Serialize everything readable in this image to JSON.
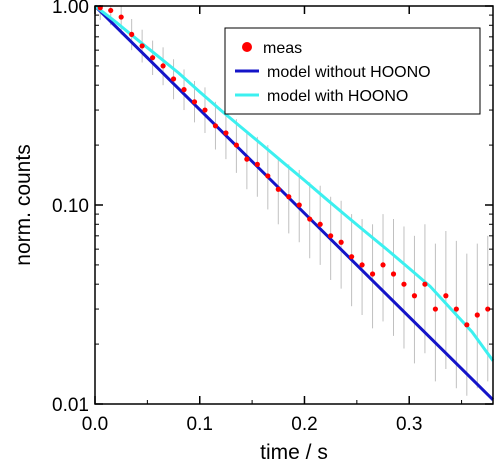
{
  "chart_data": {
    "type": "scatter",
    "xlabel": "time / s",
    "ylabel": "norm. counts",
    "xlim": [
      0,
      0.38
    ],
    "ylim": [
      0.01,
      1.0
    ],
    "yscale": "log",
    "grid": false,
    "legend_position": "top-right",
    "x_ticks": [
      0.0,
      0.1,
      0.2,
      0.3
    ],
    "x_tick_labels": [
      "0.0",
      "0.1",
      "0.2",
      "0.3"
    ],
    "y_ticks": [
      1.0,
      0.1,
      0.01
    ],
    "y_tick_labels": [
      "1.00",
      "0.10",
      "0.01"
    ],
    "series": [
      {
        "name": "meas",
        "kind": "points-with-errorbars",
        "color": "#ff0000",
        "errorbar_color": "#c0c0c0",
        "x": [
          0.005,
          0.015,
          0.025,
          0.035,
          0.045,
          0.055,
          0.065,
          0.075,
          0.085,
          0.095,
          0.105,
          0.115,
          0.125,
          0.135,
          0.145,
          0.155,
          0.165,
          0.175,
          0.185,
          0.195,
          0.205,
          0.215,
          0.225,
          0.235,
          0.245,
          0.255,
          0.265,
          0.275,
          0.285,
          0.295,
          0.305,
          0.315,
          0.325,
          0.335,
          0.345,
          0.355,
          0.365,
          0.375
        ],
        "y": [
          0.98,
          0.95,
          0.88,
          0.72,
          0.63,
          0.55,
          0.5,
          0.43,
          0.38,
          0.33,
          0.3,
          0.25,
          0.23,
          0.2,
          0.17,
          0.16,
          0.14,
          0.12,
          0.11,
          0.1,
          0.085,
          0.08,
          0.07,
          0.065,
          0.055,
          0.05,
          0.045,
          0.05,
          0.045,
          0.04,
          0.035,
          0.04,
          0.03,
          0.035,
          0.03,
          0.025,
          0.028,
          0.03
        ],
        "err_low": [
          0.85,
          0.8,
          0.72,
          0.6,
          0.52,
          0.45,
          0.4,
          0.34,
          0.3,
          0.26,
          0.23,
          0.19,
          0.17,
          0.145,
          0.12,
          0.11,
          0.095,
          0.08,
          0.072,
          0.065,
          0.054,
          0.05,
          0.042,
          0.038,
          0.031,
          0.028,
          0.024,
          0.026,
          0.022,
          0.019,
          0.016,
          0.018,
          0.013,
          0.015,
          0.012,
          0.011,
          0.012,
          0.013
        ],
        "err_high": [
          1.0,
          1.0,
          1.0,
          0.86,
          0.76,
          0.67,
          0.62,
          0.54,
          0.48,
          0.42,
          0.39,
          0.33,
          0.31,
          0.27,
          0.23,
          0.22,
          0.2,
          0.17,
          0.16,
          0.15,
          0.13,
          0.125,
          0.11,
          0.105,
          0.09,
          0.085,
          0.08,
          0.09,
          0.085,
          0.078,
          0.07,
          0.08,
          0.064,
          0.074,
          0.066,
          0.057,
          0.064,
          0.07
        ]
      },
      {
        "name": "model without HOONO",
        "kind": "line",
        "color": "#1414c8",
        "x": [
          0,
          0.38
        ],
        "y": [
          1.0,
          0.0105
        ]
      },
      {
        "name": "model with HOONO",
        "kind": "line",
        "color": "#3cf0f0",
        "x": [
          0,
          0.02,
          0.04,
          0.06,
          0.08,
          0.1,
          0.12,
          0.14,
          0.16,
          0.18,
          0.2,
          0.22,
          0.24,
          0.26,
          0.28,
          0.3,
          0.32,
          0.34,
          0.36,
          0.38
        ],
        "y": [
          1.0,
          0.83,
          0.68,
          0.56,
          0.46,
          0.37,
          0.3,
          0.245,
          0.2,
          0.163,
          0.133,
          0.108,
          0.088,
          0.072,
          0.059,
          0.048,
          0.039,
          0.03,
          0.023,
          0.0165
        ]
      }
    ]
  }
}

DIRECTIONS FOR THIS TASK –
Output all the records, word for word, with no pictures in the copy.

WORKED SOLUTION –
Serialize everything readable in this image to JSON.
{
  "chart_data": {
    "type": "scatter",
    "xlabel": "time / s",
    "ylabel": "norm. counts",
    "xlim": [
      0,
      0.38
    ],
    "ylim": [
      0.01,
      1.0
    ],
    "yscale": "log",
    "grid": false,
    "legend_position": "top-right",
    "x_ticks": [
      0.0,
      0.1,
      0.2,
      0.3
    ],
    "x_tick_labels": [
      "0.0",
      "0.1",
      "0.2",
      "0.3"
    ],
    "y_ticks": [
      1.0,
      0.1,
      0.01
    ],
    "y_tick_labels": [
      "1.00",
      "0.10",
      "0.01"
    ],
    "series": [
      {
        "name": "meas",
        "kind": "points-with-errorbars",
        "color": "#ff0000",
        "errorbar_color": "#c0c0c0",
        "x": [
          0.005,
          0.015,
          0.025,
          0.035,
          0.045,
          0.055,
          0.065,
          0.075,
          0.085,
          0.095,
          0.105,
          0.115,
          0.125,
          0.135,
          0.145,
          0.155,
          0.165,
          0.175,
          0.185,
          0.195,
          0.205,
          0.215,
          0.225,
          0.235,
          0.245,
          0.255,
          0.265,
          0.275,
          0.285,
          0.295,
          0.305,
          0.315,
          0.325,
          0.335,
          0.345,
          0.355,
          0.365,
          0.375
        ],
        "y": [
          0.98,
          0.95,
          0.88,
          0.72,
          0.63,
          0.55,
          0.5,
          0.43,
          0.38,
          0.33,
          0.3,
          0.25,
          0.23,
          0.2,
          0.17,
          0.16,
          0.14,
          0.12,
          0.11,
          0.1,
          0.085,
          0.08,
          0.07,
          0.065,
          0.055,
          0.05,
          0.045,
          0.05,
          0.045,
          0.04,
          0.035,
          0.04,
          0.03,
          0.035,
          0.03,
          0.025,
          0.028,
          0.03
        ],
        "err_low": [
          0.85,
          0.8,
          0.72,
          0.6,
          0.52,
          0.45,
          0.4,
          0.34,
          0.3,
          0.26,
          0.23,
          0.19,
          0.17,
          0.145,
          0.12,
          0.11,
          0.095,
          0.08,
          0.072,
          0.065,
          0.054,
          0.05,
          0.042,
          0.038,
          0.031,
          0.028,
          0.024,
          0.026,
          0.022,
          0.019,
          0.016,
          0.018,
          0.013,
          0.015,
          0.012,
          0.011,
          0.012,
          0.013
        ],
        "err_high": [
          1.0,
          1.0,
          1.0,
          0.86,
          0.76,
          0.67,
          0.62,
          0.54,
          0.48,
          0.42,
          0.39,
          0.33,
          0.31,
          0.27,
          0.23,
          0.22,
          0.2,
          0.17,
          0.16,
          0.15,
          0.13,
          0.125,
          0.11,
          0.105,
          0.09,
          0.085,
          0.08,
          0.09,
          0.085,
          0.078,
          0.07,
          0.08,
          0.064,
          0.074,
          0.066,
          0.057,
          0.064,
          0.07
        ]
      },
      {
        "name": "model without HOONO",
        "kind": "line",
        "color": "#1414c8",
        "x": [
          0,
          0.38
        ],
        "y": [
          1.0,
          0.0105
        ]
      },
      {
        "name": "model with HOONO",
        "kind": "line",
        "color": "#3cf0f0",
        "x": [
          0,
          0.02,
          0.04,
          0.06,
          0.08,
          0.1,
          0.12,
          0.14,
          0.16,
          0.18,
          0.2,
          0.22,
          0.24,
          0.26,
          0.28,
          0.3,
          0.32,
          0.34,
          0.36,
          0.38
        ],
        "y": [
          1.0,
          0.83,
          0.68,
          0.56,
          0.46,
          0.37,
          0.3,
          0.245,
          0.2,
          0.163,
          0.133,
          0.108,
          0.088,
          0.072,
          0.059,
          0.048,
          0.039,
          0.03,
          0.023,
          0.0165
        ]
      }
    ]
  }
}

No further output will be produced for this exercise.